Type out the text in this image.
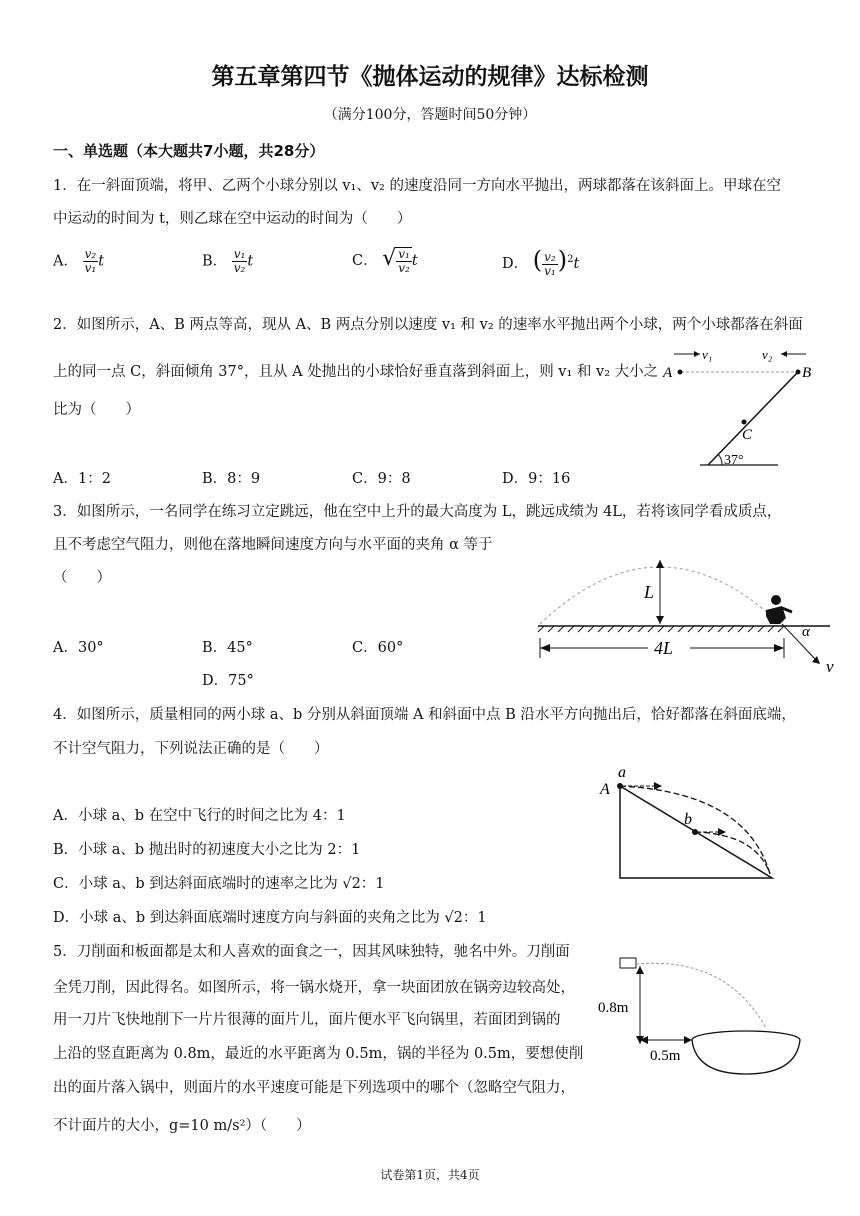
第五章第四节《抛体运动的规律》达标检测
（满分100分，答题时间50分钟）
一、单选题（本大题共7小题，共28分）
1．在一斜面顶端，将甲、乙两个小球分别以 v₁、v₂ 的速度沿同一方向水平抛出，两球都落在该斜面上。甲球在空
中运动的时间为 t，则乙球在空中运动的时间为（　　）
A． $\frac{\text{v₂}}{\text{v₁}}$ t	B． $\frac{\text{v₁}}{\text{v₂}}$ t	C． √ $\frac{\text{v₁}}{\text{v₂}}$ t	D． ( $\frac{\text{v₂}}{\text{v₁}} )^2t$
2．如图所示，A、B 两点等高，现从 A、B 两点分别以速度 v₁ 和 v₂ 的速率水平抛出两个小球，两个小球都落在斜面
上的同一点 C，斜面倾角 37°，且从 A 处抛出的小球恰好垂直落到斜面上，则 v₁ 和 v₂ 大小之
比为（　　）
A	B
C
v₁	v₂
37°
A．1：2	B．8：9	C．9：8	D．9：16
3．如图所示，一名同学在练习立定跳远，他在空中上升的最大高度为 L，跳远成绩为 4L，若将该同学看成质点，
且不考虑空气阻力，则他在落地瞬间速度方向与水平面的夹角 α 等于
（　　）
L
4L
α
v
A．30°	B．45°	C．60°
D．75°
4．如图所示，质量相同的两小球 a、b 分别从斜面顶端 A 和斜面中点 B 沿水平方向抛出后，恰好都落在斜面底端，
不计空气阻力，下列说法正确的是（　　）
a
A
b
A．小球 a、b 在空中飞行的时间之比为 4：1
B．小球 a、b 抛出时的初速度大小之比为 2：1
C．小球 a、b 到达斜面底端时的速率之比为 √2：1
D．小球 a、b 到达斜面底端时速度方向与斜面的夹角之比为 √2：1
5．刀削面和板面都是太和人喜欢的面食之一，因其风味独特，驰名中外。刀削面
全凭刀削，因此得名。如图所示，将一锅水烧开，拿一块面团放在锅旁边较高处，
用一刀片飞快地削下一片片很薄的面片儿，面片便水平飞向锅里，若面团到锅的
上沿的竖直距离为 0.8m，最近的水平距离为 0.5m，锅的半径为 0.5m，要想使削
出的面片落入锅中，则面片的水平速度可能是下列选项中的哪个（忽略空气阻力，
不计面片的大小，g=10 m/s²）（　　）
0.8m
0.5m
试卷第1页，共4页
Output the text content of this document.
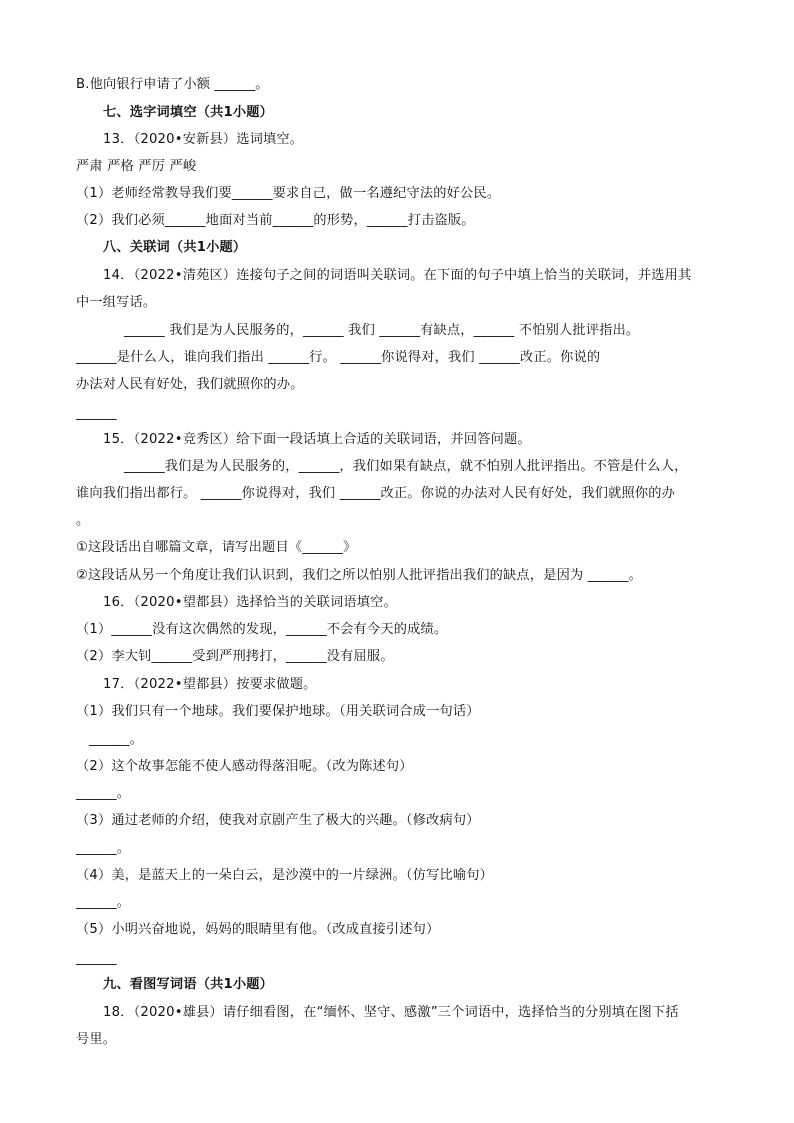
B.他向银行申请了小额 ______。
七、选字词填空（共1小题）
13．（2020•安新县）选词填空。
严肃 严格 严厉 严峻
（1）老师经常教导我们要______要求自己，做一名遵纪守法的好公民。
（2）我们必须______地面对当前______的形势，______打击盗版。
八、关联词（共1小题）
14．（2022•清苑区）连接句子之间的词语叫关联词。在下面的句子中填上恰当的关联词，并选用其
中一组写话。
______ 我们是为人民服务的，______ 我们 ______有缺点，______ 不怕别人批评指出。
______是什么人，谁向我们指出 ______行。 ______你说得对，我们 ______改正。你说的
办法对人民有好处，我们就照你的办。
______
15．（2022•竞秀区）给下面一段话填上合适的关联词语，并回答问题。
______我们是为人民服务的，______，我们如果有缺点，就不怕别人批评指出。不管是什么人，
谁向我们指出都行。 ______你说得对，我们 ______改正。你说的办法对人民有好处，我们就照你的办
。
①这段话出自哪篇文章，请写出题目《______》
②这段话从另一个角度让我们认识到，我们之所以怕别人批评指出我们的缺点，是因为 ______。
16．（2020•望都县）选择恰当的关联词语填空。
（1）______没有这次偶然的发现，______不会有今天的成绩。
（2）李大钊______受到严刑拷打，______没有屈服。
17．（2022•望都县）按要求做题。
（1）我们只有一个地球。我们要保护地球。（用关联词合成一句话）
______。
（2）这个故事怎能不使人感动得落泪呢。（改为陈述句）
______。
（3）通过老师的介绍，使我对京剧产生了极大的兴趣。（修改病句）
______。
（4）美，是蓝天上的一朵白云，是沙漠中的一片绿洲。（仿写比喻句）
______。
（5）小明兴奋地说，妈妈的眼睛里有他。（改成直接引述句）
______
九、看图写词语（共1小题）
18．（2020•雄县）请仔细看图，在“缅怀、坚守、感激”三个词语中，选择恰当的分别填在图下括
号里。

INSTRUCTIONS TO FOLLOW
Go through the entries above and pull out each line with "如图所示" in it.

COMPLETED TASK
2．如图所示，A、B 两点等高，现从 A、B 两点分别以速度 v₁ 和 v₂ 的速率水平抛出两个小球，两个小球都落在斜面
3．如图所示，一名同学在练习立定跳远，他在空中上升的最大高度为 L，跳远成绩为 4L，若将该同学看成质点，
4．如图所示，质量相同的两小球 a、b 分别从斜面顶端 A 和斜面中点 B 沿水平方向抛出后，恰好都落在斜面底端，
全凭刀削，因此得名。如图所示，将一锅水烧开，拿一块面团放在锅旁边较高处，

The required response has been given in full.